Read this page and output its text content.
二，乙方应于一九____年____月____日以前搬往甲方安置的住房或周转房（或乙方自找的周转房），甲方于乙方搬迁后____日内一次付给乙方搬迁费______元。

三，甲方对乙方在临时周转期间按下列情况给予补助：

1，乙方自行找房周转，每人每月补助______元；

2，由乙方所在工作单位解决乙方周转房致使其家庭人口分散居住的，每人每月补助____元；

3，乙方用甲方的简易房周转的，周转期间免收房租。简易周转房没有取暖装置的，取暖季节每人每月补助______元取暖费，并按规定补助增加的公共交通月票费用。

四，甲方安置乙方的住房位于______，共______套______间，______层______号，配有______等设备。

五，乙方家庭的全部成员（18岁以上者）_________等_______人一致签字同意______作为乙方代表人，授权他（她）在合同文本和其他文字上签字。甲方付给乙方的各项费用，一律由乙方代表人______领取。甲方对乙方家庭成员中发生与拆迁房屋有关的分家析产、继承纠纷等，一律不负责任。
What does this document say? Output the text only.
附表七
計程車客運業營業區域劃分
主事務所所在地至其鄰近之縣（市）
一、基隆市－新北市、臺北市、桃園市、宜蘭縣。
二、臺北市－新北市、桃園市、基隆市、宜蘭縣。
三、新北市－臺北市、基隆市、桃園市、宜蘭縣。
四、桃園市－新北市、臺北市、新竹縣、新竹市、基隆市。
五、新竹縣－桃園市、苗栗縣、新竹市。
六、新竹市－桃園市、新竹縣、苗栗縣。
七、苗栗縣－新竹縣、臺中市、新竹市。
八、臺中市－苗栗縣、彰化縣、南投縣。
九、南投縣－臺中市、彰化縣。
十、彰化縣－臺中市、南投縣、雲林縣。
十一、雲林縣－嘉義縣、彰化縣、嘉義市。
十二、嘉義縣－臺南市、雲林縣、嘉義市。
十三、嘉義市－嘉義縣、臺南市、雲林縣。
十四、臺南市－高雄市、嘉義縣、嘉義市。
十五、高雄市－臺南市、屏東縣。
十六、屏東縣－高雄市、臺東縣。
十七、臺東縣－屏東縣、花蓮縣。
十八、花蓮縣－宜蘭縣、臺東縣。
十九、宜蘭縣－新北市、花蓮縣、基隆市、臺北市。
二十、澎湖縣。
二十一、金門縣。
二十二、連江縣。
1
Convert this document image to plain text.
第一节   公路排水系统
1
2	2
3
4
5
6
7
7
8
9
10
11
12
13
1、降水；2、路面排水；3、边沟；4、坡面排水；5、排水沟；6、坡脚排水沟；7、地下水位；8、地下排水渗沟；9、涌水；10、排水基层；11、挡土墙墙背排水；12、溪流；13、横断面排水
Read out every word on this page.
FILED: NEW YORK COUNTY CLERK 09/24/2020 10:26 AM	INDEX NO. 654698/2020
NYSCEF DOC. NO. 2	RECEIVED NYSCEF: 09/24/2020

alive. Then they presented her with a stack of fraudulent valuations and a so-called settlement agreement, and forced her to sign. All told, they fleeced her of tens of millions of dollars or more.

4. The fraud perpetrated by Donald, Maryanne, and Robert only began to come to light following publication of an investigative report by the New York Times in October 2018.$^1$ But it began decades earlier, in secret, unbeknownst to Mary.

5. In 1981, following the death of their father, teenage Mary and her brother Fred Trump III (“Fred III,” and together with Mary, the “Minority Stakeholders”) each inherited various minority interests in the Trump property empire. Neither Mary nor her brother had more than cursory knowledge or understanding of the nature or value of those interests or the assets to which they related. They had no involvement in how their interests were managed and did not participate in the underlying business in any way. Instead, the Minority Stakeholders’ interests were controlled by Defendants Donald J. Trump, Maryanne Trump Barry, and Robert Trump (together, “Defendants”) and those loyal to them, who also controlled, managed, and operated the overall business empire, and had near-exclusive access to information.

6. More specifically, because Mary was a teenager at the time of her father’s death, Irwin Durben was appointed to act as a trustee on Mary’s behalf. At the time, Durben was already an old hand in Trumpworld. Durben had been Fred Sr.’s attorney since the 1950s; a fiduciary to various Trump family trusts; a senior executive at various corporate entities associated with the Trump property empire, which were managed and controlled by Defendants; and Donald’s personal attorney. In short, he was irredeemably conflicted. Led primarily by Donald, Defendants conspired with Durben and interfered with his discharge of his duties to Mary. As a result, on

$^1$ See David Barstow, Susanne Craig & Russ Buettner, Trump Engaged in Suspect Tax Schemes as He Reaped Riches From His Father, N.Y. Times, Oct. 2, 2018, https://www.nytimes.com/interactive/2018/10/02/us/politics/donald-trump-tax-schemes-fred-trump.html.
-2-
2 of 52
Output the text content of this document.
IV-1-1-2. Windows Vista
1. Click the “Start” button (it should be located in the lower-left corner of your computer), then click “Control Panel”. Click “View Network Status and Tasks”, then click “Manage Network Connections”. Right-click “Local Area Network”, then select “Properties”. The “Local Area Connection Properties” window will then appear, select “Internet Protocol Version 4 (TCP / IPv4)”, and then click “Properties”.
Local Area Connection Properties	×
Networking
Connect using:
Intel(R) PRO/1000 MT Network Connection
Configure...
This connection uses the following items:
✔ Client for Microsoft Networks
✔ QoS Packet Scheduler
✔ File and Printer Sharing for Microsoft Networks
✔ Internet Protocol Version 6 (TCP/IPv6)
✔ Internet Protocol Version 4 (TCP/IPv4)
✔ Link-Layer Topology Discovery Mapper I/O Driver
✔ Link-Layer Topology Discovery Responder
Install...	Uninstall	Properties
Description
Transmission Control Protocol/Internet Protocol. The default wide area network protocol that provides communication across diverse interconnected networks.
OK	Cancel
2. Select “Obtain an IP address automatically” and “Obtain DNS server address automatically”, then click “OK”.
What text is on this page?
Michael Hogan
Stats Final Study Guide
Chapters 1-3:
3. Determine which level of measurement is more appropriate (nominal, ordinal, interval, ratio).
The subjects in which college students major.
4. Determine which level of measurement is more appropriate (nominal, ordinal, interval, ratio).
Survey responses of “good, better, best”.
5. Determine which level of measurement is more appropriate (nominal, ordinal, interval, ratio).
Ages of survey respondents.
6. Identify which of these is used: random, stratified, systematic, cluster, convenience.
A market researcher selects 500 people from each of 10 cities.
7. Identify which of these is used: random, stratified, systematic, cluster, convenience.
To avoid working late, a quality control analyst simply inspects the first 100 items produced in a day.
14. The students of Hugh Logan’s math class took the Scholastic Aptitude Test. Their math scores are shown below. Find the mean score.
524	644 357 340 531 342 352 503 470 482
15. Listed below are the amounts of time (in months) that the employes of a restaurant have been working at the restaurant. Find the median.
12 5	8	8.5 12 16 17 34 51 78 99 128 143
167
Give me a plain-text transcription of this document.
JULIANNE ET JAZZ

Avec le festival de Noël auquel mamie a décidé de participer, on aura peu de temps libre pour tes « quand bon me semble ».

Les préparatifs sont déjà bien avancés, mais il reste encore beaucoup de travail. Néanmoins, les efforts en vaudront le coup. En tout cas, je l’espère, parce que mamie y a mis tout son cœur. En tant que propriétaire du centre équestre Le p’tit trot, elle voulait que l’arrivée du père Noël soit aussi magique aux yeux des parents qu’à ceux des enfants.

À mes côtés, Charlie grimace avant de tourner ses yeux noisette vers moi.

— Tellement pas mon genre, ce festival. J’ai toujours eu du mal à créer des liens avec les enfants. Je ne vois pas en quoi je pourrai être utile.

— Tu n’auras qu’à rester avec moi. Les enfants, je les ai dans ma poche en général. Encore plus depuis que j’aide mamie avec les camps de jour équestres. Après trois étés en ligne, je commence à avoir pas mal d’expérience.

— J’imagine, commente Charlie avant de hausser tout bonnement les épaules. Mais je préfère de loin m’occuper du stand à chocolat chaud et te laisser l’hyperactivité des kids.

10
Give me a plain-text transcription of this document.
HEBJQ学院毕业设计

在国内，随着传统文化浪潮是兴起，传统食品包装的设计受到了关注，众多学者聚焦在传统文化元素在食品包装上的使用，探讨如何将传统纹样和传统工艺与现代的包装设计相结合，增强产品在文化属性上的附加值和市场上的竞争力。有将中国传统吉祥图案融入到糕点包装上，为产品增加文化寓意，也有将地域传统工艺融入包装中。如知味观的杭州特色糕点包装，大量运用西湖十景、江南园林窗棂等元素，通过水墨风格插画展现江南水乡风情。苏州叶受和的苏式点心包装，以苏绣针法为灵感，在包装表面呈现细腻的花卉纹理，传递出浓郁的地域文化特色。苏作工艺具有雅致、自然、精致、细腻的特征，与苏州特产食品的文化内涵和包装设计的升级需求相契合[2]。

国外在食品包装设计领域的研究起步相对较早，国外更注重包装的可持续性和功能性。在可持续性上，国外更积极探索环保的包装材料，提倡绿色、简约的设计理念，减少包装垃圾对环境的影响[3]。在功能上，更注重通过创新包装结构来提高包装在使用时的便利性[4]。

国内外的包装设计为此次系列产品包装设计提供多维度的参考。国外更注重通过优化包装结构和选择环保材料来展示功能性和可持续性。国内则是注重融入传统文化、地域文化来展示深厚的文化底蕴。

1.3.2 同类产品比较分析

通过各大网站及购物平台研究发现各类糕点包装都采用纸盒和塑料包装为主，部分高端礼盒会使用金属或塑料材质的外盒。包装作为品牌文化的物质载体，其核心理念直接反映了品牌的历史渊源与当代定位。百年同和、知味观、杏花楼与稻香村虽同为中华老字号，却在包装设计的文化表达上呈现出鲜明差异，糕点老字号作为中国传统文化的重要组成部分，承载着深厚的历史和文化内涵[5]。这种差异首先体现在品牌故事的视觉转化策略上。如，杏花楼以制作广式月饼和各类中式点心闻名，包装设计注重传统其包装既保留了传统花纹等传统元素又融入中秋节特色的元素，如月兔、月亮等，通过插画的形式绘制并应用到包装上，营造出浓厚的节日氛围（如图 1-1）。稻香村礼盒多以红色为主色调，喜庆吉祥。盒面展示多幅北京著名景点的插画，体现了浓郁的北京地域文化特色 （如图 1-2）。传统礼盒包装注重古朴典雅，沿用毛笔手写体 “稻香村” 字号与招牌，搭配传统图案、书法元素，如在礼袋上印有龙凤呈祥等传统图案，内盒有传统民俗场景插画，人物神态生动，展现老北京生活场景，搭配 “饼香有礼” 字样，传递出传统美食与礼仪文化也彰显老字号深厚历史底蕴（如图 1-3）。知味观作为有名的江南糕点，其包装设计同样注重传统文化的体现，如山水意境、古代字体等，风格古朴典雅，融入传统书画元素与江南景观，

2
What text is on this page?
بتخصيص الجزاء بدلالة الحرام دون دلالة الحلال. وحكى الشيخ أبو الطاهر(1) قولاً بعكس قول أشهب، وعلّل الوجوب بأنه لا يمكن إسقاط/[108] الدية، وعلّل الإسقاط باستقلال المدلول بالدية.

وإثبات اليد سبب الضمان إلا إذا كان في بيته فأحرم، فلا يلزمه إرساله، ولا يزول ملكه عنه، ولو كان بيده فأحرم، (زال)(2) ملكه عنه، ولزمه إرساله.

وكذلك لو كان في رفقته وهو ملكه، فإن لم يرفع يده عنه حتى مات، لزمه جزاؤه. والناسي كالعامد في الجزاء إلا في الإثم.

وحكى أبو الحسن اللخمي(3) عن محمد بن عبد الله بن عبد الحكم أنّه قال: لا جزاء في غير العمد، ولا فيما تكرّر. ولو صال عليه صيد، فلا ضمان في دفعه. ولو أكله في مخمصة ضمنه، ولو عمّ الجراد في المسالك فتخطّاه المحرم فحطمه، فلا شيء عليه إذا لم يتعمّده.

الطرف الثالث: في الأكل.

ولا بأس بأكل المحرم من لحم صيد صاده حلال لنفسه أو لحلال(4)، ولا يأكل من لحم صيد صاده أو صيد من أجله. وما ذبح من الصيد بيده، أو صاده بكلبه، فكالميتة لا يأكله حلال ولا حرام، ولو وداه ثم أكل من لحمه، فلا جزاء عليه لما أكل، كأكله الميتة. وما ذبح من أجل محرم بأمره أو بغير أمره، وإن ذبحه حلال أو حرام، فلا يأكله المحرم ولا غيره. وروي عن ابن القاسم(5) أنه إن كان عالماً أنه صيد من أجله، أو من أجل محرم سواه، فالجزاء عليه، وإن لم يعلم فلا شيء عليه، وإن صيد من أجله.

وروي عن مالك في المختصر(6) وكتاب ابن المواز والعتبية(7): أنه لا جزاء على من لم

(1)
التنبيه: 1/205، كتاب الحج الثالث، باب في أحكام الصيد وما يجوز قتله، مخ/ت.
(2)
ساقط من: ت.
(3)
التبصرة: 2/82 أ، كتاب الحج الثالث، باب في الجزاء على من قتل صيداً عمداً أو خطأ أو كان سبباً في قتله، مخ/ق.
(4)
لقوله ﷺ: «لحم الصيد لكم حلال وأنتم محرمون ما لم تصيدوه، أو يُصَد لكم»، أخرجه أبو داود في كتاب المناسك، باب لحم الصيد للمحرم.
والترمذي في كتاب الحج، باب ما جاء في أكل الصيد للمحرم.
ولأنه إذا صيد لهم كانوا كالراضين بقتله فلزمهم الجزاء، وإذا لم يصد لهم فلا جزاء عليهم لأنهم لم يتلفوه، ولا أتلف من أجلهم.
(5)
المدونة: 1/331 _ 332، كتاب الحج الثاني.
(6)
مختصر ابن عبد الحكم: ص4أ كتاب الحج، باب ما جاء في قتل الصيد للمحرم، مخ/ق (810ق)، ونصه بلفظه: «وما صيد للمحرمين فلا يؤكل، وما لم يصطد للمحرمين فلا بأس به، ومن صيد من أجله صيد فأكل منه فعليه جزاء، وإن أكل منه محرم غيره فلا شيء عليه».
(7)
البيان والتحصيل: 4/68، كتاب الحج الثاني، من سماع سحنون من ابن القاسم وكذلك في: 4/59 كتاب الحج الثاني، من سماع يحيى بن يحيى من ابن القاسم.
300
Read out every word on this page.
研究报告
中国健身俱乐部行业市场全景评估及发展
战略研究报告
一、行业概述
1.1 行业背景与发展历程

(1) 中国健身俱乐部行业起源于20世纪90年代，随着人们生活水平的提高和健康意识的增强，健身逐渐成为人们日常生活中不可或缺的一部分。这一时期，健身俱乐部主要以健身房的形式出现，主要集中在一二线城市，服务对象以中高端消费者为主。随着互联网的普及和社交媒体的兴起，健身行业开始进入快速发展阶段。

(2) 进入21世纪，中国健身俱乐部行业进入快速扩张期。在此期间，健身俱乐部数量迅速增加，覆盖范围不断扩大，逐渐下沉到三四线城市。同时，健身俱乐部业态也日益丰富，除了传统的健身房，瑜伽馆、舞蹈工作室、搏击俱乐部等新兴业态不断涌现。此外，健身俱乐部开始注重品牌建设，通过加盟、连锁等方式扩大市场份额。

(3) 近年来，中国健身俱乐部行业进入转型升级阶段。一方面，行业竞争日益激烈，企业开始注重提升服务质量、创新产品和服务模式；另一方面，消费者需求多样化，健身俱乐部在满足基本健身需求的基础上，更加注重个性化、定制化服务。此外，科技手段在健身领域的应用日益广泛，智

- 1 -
##########
## Exercise goal
Show the lines where the word "ملكه" appears in the entries.

## Result of this task
وإثبات اليد سبب الضمان إلا إذا كان في بيته فأحرم، فلا يلزمه إرساله، ولا يزول ملكه عنه، ولو كان بيده فأحرم، (زال)(2) ملكه عنه، ولزمه إرساله.
وكذلك لو كان في رفقته وهو ملكه، فإن لم يرفع يده عنه حتى مات، لزمه جزاؤه. والناسي كالعامد في الجزاء إلا في الإثم.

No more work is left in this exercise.